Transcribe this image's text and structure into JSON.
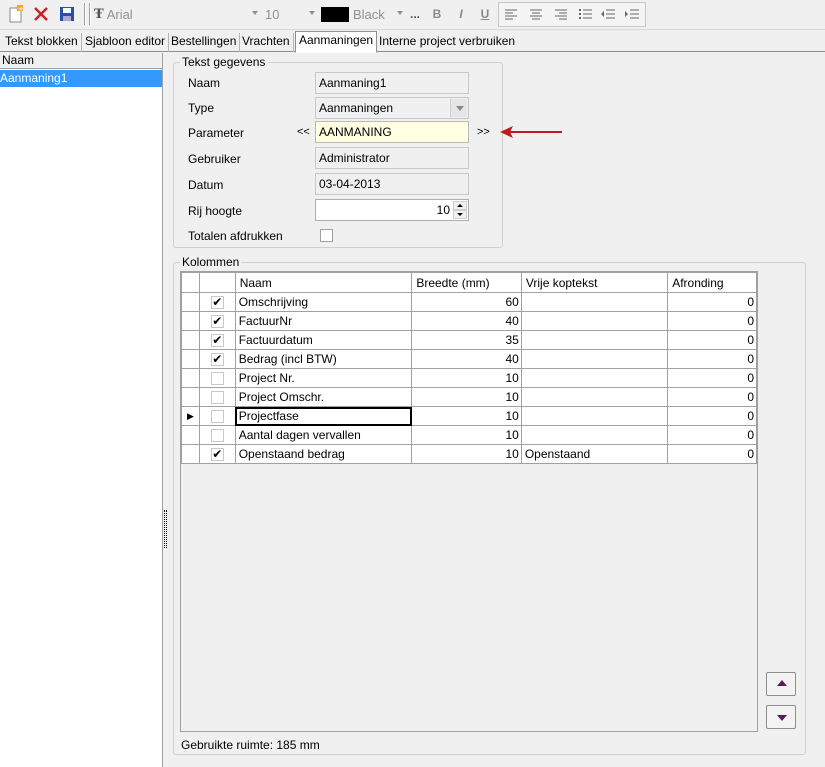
{
  "toolbar": {
    "font_name": "Arial",
    "font_size": "10",
    "color_name": "Black",
    "more_label": "...",
    "bold_label": "B",
    "italic_label": "I",
    "underline_label": "U",
    "accent_color": "#000000"
  },
  "tabs": [
    {
      "label": "Tekst blokken"
    },
    {
      "label": "Sjabloon editor"
    },
    {
      "label": "Bestellingen"
    },
    {
      "label": "Vrachten"
    },
    {
      "label": "Aanmaningen"
    },
    {
      "label": "Interne project verbruiken"
    }
  ],
  "left": {
    "header": "Naam",
    "items": [
      {
        "label": "Aanmaning1"
      }
    ]
  },
  "tekst": {
    "title": "Tekst gegevens",
    "naam_label": "Naam",
    "naam_value": "Aanmaning1",
    "type_label": "Type",
    "type_value": "Aanmaningen",
    "parameter_label": "Parameter",
    "parameter_prev": "<<",
    "parameter_value": "AANMANING",
    "parameter_next": ">>",
    "gebruiker_label": "Gebruiker",
    "gebruiker_value": "Administrator",
    "datum_label": "Datum",
    "datum_value": "03-04-2013",
    "rij_label": "Rij hoogte",
    "rij_value": "10",
    "totalen_label": "Totalen afdrukken"
  },
  "kolommen": {
    "title": "Kolommen",
    "headers": {
      "naam": "Naam",
      "breedte": "Breedte (mm)",
      "vrije": "Vrije koptekst",
      "afronding": "Afronding"
    },
    "rows": [
      {
        "checked": "✔",
        "naam": "Omschrijving",
        "breedte": "60",
        "vrije": "",
        "afronding": "0",
        "marker": ""
      },
      {
        "checked": "✔",
        "naam": "FactuurNr",
        "breedte": "40",
        "vrije": "",
        "afronding": "0",
        "marker": ""
      },
      {
        "checked": "✔",
        "naam": "Factuurdatum",
        "breedte": "35",
        "vrije": "",
        "afronding": "0",
        "marker": ""
      },
      {
        "checked": "✔",
        "naam": "Bedrag (incl BTW)",
        "breedte": "40",
        "vrije": "",
        "afronding": "0",
        "marker": ""
      },
      {
        "checked": "",
        "naam": "Project Nr.",
        "breedte": "10",
        "vrije": "",
        "afronding": "0",
        "marker": ""
      },
      {
        "checked": "",
        "naam": "Project Omschr.",
        "breedte": "10",
        "vrije": "",
        "afronding": "0",
        "marker": ""
      },
      {
        "checked": "",
        "naam": "Projectfase",
        "breedte": "10",
        "vrije": "",
        "afronding": "0",
        "marker": "▶"
      },
      {
        "checked": "",
        "naam": "Aantal dagen vervallen",
        "breedte": "10",
        "vrije": "",
        "afronding": "0",
        "marker": ""
      },
      {
        "checked": "✔",
        "naam": "Openstaand bedrag",
        "breedte": "10",
        "vrije": "Openstaand",
        "afronding": "0",
        "marker": ""
      }
    ],
    "footer": "Gebruikte ruimte: 185 mm"
  },
  "arrow_color": "#c0181e"
}
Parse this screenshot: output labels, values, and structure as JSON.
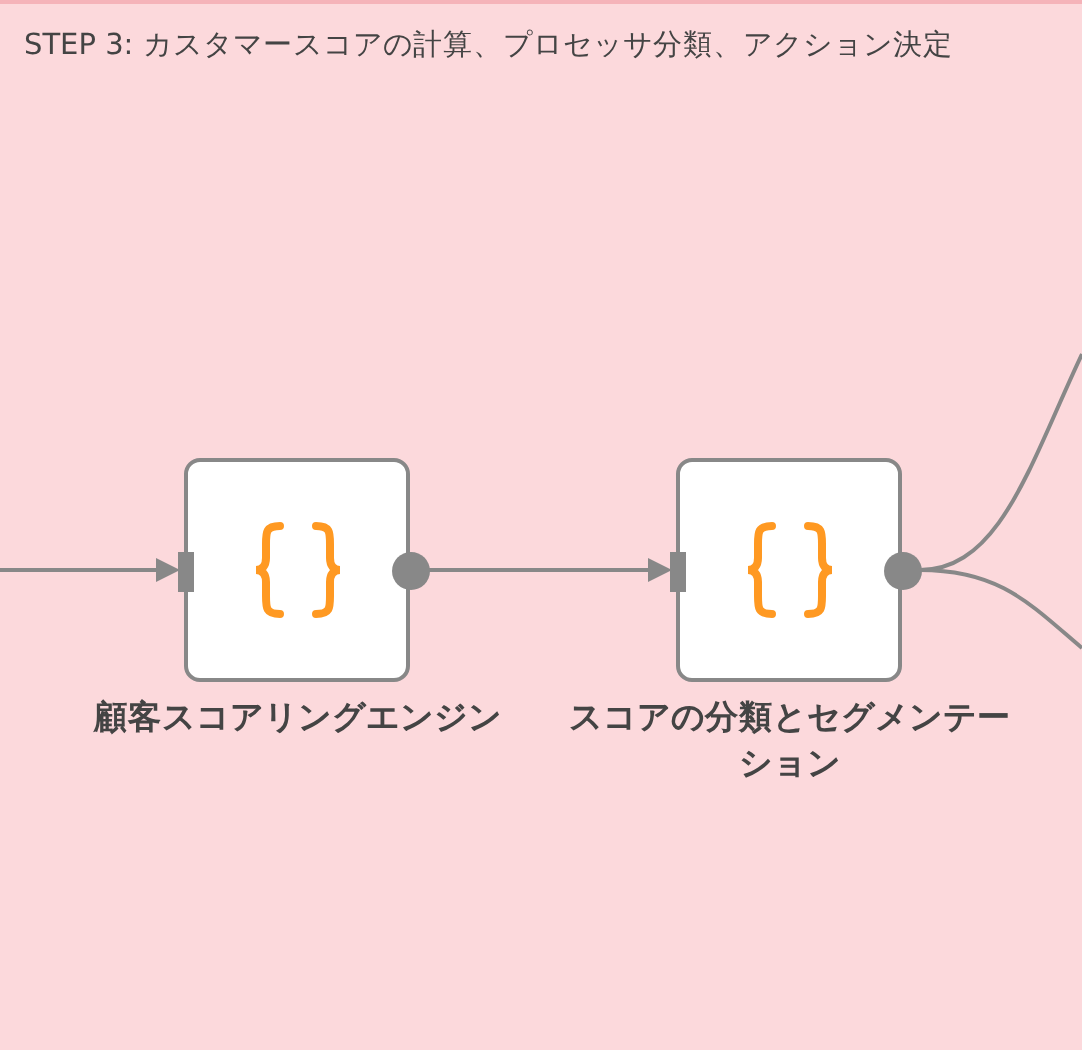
{
  "sticky_note": {
    "title": "STEP 3: カスタマースコアの計算、プロセッサ分類、アクション決定"
  },
  "nodes": [
    {
      "label": "顧客スコアリングエンジン",
      "kind": "code"
    },
    {
      "label": "スコアの分類とセグメンテーション",
      "kind": "code"
    }
  ]
}
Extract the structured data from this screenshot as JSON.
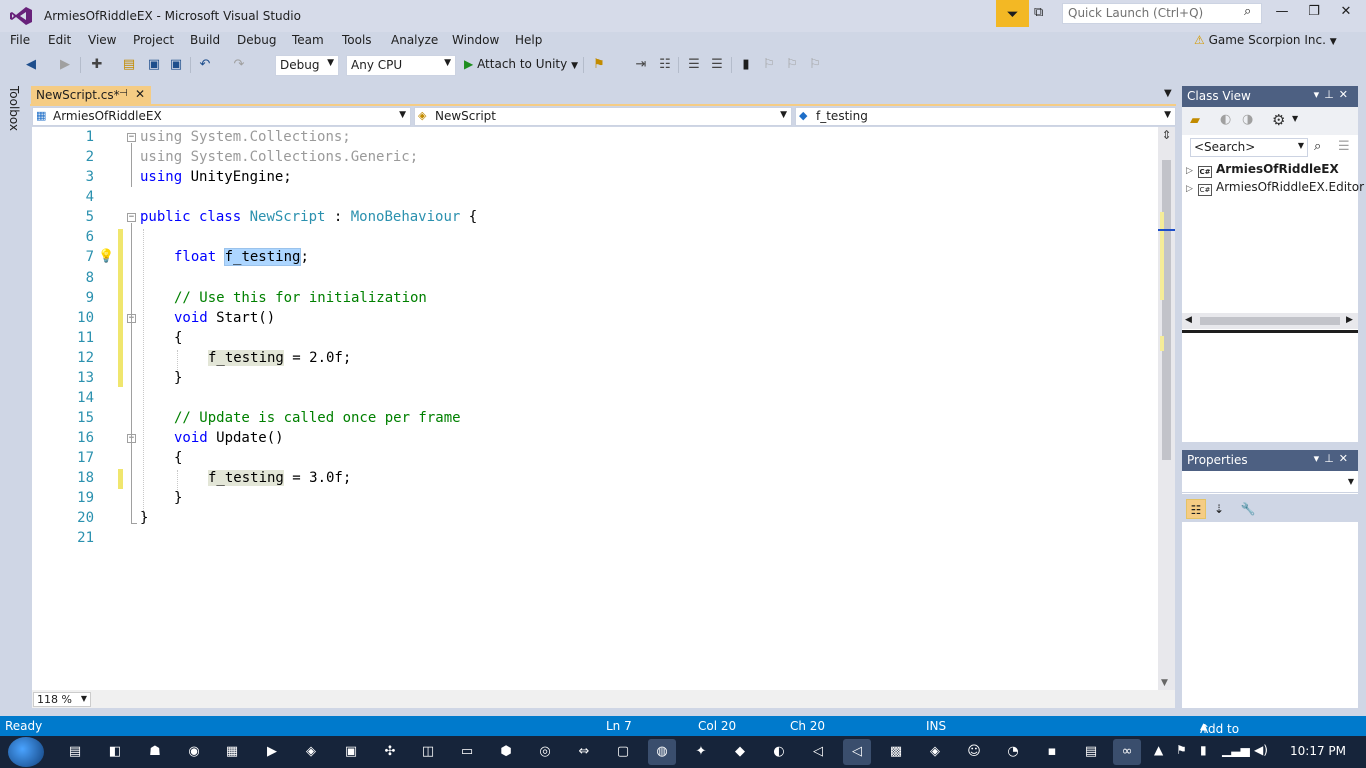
{
  "window": {
    "title": "ArmiesOfRiddleEX - Microsoft Visual Studio",
    "quick_launch_placeholder": "Quick Launch (Ctrl+Q)",
    "account": "Game Scorpion Inc.",
    "accent": "#007acc"
  },
  "menu": [
    "File",
    "Edit",
    "View",
    "Project",
    "Build",
    "Debug",
    "Team",
    "Tools",
    "Analyze",
    "Window",
    "Help"
  ],
  "toolbar": {
    "configuration": "Debug",
    "platform": "Any CPU",
    "attach_label": "Attach to Unity"
  },
  "sidebar": {
    "toolbox_label": "Toolbox"
  },
  "document": {
    "tab_title": "NewScript.cs*",
    "nav_project": "ArmiesOfRiddleEX",
    "nav_type": "NewScript",
    "nav_member": "f_testing",
    "zoom": "118 %"
  },
  "code_lines": [
    {
      "n": "1"
    },
    {
      "n": "2"
    },
    {
      "n": "3"
    },
    {
      "n": "4"
    },
    {
      "n": "5"
    },
    {
      "n": "6"
    },
    {
      "n": "7"
    },
    {
      "n": "8"
    },
    {
      "n": "9"
    },
    {
      "n": "10"
    },
    {
      "n": "11"
    },
    {
      "n": "12"
    },
    {
      "n": "13"
    },
    {
      "n": "14"
    },
    {
      "n": "15"
    },
    {
      "n": "16"
    },
    {
      "n": "17"
    },
    {
      "n": "18"
    },
    {
      "n": "19"
    },
    {
      "n": "20"
    },
    {
      "n": "21"
    }
  ],
  "code": {
    "l1_kw": "using",
    "l1_rest": " System.Collections;",
    "l2_kw": "using",
    "l2_rest": " System.Collections.Generic;",
    "l3_kw": "using",
    "l3_rest": " UnityEngine;",
    "l5_kw": "public class",
    "l5_type": "NewScript",
    "l5_colon": " : ",
    "l5_base": "MonoBehaviour",
    "l5_brace": " {",
    "l7_kw": "float",
    "l7_name": "f_testing",
    "l7_end": ";",
    "l9_comment": "// Use this for initialization",
    "l10_kw": "void",
    "l10_rest": " Start()",
    "l11": "{",
    "l12_name": "f_testing",
    "l12_rest": " = 2.0f;",
    "l13": "}",
    "l15_comment": "// Update is called once per frame",
    "l16_kw": "void",
    "l16_rest": " Update()",
    "l17": "{",
    "l18_name": "f_testing",
    "l18_rest": " = 3.0f;",
    "l19": "}",
    "l20": "}"
  },
  "class_view": {
    "title": "Class View",
    "search_placeholder": "<Search>",
    "items": [
      "ArmiesOfRiddleEX",
      "ArmiesOfRiddleEX.Editor"
    ]
  },
  "properties": {
    "title": "Properties"
  },
  "status": {
    "state": "Ready",
    "ln": "Ln 7",
    "col": "Col 20",
    "ch": "Ch 20",
    "mode": "INS",
    "source_control": "Add to Source Control"
  },
  "taskbar": {
    "time": "10:17 PM"
  }
}
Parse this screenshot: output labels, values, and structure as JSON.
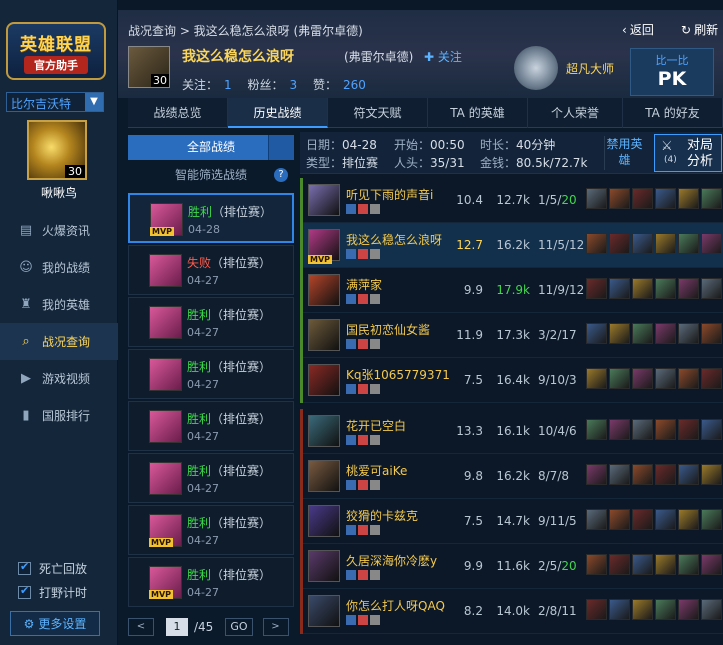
{
  "sidebar": {
    "logo_line1": "英雄联盟",
    "logo_line2": "官方助手",
    "server": "比尔吉沃特",
    "avatar_level": "30",
    "nickname": "啾啾鸟",
    "nav": [
      {
        "label": "火爆资讯",
        "icon": "document-icon"
      },
      {
        "label": "我的战绩",
        "icon": "person-icon"
      },
      {
        "label": "我的英雄",
        "icon": "helmet-icon"
      },
      {
        "label": "战况查询",
        "icon": "search-icon",
        "active": true
      },
      {
        "label": "游戏视频",
        "icon": "play-icon"
      },
      {
        "label": "国服排行",
        "icon": "bar-chart-icon"
      }
    ],
    "checks": [
      {
        "label": "死亡回放",
        "checked": true
      },
      {
        "label": "打野计时",
        "checked": true
      }
    ],
    "more_settings": "更多设置"
  },
  "header": {
    "breadcrumb": "战况查询 > 我这么稳怎么浪呀 (弗雷尔卓德)",
    "back": "返回",
    "refresh": "刷新",
    "player_level": "30",
    "player_name": "我这么稳怎么浪呀",
    "player_realm": "(弗雷尔卓德)",
    "follow": "关注",
    "follow_label": "关注：",
    "follow_count": "1",
    "fans_label": "粉丝：",
    "fans_count": "3",
    "likes_label": "赞：",
    "likes_count": "260",
    "rank": "超凡大师",
    "pk_line1": "比一比",
    "pk_line2": "PK"
  },
  "tabs": [
    "战绩总览",
    "历史战绩",
    "符文天赋",
    "TA 的英雄",
    "个人荣誉",
    "TA 的好友"
  ],
  "active_tab": 1,
  "match_list": {
    "filter_button": "全部战绩",
    "smart_filter": "智能筛选战绩",
    "help": "?",
    "items": [
      {
        "result": "胜利",
        "type": "（排位赛）",
        "date": "04-28",
        "mvp": true,
        "win": true,
        "selected": true
      },
      {
        "result": "失败",
        "type": "（排位赛）",
        "date": "04-27",
        "mvp": false,
        "win": false
      },
      {
        "result": "胜利",
        "type": "（排位赛）",
        "date": "04-27",
        "mvp": false,
        "win": true
      },
      {
        "result": "胜利",
        "type": "（排位赛）",
        "date": "04-27",
        "mvp": false,
        "win": true
      },
      {
        "result": "胜利",
        "type": "（排位赛）",
        "date": "04-27",
        "mvp": false,
        "win": true
      },
      {
        "result": "胜利",
        "type": "（排位赛）",
        "date": "04-27",
        "mvp": false,
        "win": true
      },
      {
        "result": "胜利",
        "type": "（排位赛）",
        "date": "04-27",
        "mvp": true,
        "win": true
      },
      {
        "result": "胜利",
        "type": "（排位赛）",
        "date": "04-27",
        "mvp": true,
        "win": true
      }
    ],
    "pager": {
      "prev": "<",
      "page": "1",
      "total": "/45",
      "go": "GO",
      "next": ">"
    }
  },
  "detail": {
    "date_label": "日期：",
    "date": "04-28",
    "start_label": "开始：",
    "start": "00:50",
    "duration_label": "时长：",
    "duration": "40分钟",
    "type_label": "类型：",
    "type": "排位赛",
    "kills_label": "人头：",
    "kills": "35/31",
    "gold_label": "金钱：",
    "gold": "80.5k/72.7k",
    "ban_button": "禁用英雄",
    "analysis_count": "(4)",
    "analysis_button": "对局分析",
    "players": [
      {
        "name": "听见下雨的声音i",
        "score": "10.4",
        "gold": "12.7k",
        "k": "1/5/",
        "k2": "20",
        "team": "blue",
        "color": "#7a6fb0"
      },
      {
        "name": "我这么稳怎么浪呀",
        "score": "12.7",
        "gold": "16.2k",
        "k": "11/5/12",
        "k2": "",
        "team": "blue",
        "mvp": true,
        "highlight": true,
        "color": "#b03a86"
      },
      {
        "name": "满萍家",
        "score": "9.9",
        "gold": "17.9k",
        "k": "11/9/12",
        "k2": "",
        "team": "blue",
        "color": "#b4452a",
        "gold_green": true
      },
      {
        "name": "国民初恋仙女酱",
        "score": "11.9",
        "gold": "17.3k",
        "k": "3/2/17",
        "k2": "",
        "team": "blue",
        "color": "#6d5a3a"
      },
      {
        "name": "Kq张1065779371",
        "score": "7.5",
        "gold": "16.4k",
        "k": "9/10/3",
        "k2": "",
        "team": "blue",
        "color": "#8a2a25"
      },
      {
        "name": "花开已空白",
        "score": "13.3",
        "gold": "16.1k",
        "k": "10/4/6",
        "k2": "",
        "team": "red",
        "color": "#3a6a7a"
      },
      {
        "name": "桃爱可aiKe",
        "score": "9.8",
        "gold": "16.2k",
        "k": "8/7/8",
        "k2": "",
        "team": "red",
        "color": "#7a5a40"
      },
      {
        "name": "狡猾的卡兹克",
        "score": "7.5",
        "gold": "14.7k",
        "k": "9/11/5",
        "k2": "",
        "team": "red",
        "color": "#4a3a8a"
      },
      {
        "name": "久居深海你冷麽y",
        "score": "9.9",
        "gold": "11.6k",
        "k": "2/5/",
        "k2": "20",
        "team": "red",
        "color": "#5a3a6a"
      },
      {
        "name": "你怎么打人呀QAQ",
        "score": "8.2",
        "gold": "14.0k",
        "k": "2/8/11",
        "k2": "",
        "team": "red",
        "color": "#3a4a6a"
      }
    ]
  },
  "colors": {
    "win": "#3fd84a",
    "loss": "#ff5a4a",
    "gold_text": "#fbd65a",
    "accent": "#3f9cff",
    "blue_team": "#4a8a2a",
    "red_team": "#8a2a1a"
  }
}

━━━━

**Task description**
In the listing, find every line containing the word "score" and list it.

**Solution to the problem**
        "score": "10.4",
        "score": "12.7",
        "score": "9.9",
        "score": "11.9",
        "score": "7.5",
        "score": "13.3",
        "score": "9.8",
        "score": "7.5",
        "score": "9.9",
        "score": "8.2",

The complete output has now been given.